Start

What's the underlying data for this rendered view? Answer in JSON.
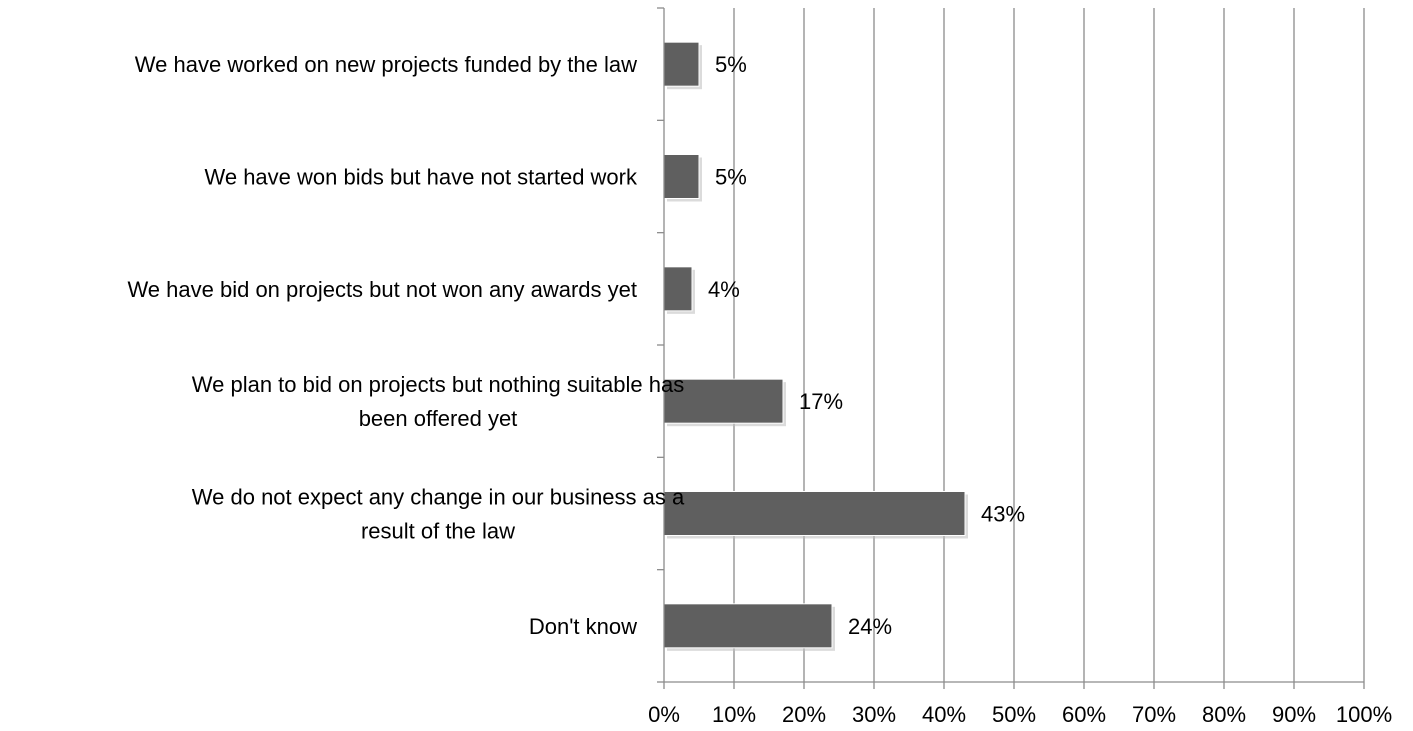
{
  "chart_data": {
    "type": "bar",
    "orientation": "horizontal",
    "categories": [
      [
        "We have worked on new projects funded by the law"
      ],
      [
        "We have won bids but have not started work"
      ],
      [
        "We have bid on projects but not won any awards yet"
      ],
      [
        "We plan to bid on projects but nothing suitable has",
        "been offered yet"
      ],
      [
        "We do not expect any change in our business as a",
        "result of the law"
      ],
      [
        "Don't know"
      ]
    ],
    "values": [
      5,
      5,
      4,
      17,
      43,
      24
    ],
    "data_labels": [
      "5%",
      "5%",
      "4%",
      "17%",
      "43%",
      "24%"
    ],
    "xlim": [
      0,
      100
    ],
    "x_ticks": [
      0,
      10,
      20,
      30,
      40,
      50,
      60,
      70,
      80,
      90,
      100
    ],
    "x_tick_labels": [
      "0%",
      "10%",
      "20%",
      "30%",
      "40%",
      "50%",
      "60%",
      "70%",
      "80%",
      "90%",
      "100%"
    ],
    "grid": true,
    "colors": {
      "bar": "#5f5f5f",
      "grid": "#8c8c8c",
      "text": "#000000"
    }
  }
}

End

→ **PROMPT**: Omit the pictures. Transcribe every record exactly.

→ **THE RESULT**:
What's the underlying data for this rendered view? Answer in JSON.
{
  "chart_data": {
    "type": "bar",
    "orientation": "horizontal",
    "categories": [
      [
        "We have worked on new projects funded by the law"
      ],
      [
        "We have won bids but have not started work"
      ],
      [
        "We have bid on projects but not won any awards yet"
      ],
      [
        "We plan to bid on projects but nothing suitable has",
        "been offered yet"
      ],
      [
        "We do not expect any change in our business as a",
        "result of the law"
      ],
      [
        "Don't know"
      ]
    ],
    "values": [
      5,
      5,
      4,
      17,
      43,
      24
    ],
    "data_labels": [
      "5%",
      "5%",
      "4%",
      "17%",
      "43%",
      "24%"
    ],
    "xlim": [
      0,
      100
    ],
    "x_ticks": [
      0,
      10,
      20,
      30,
      40,
      50,
      60,
      70,
      80,
      90,
      100
    ],
    "x_tick_labels": [
      "0%",
      "10%",
      "20%",
      "30%",
      "40%",
      "50%",
      "60%",
      "70%",
      "80%",
      "90%",
      "100%"
    ],
    "grid": true,
    "colors": {
      "bar": "#5f5f5f",
      "grid": "#8c8c8c",
      "text": "#000000"
    }
  }
}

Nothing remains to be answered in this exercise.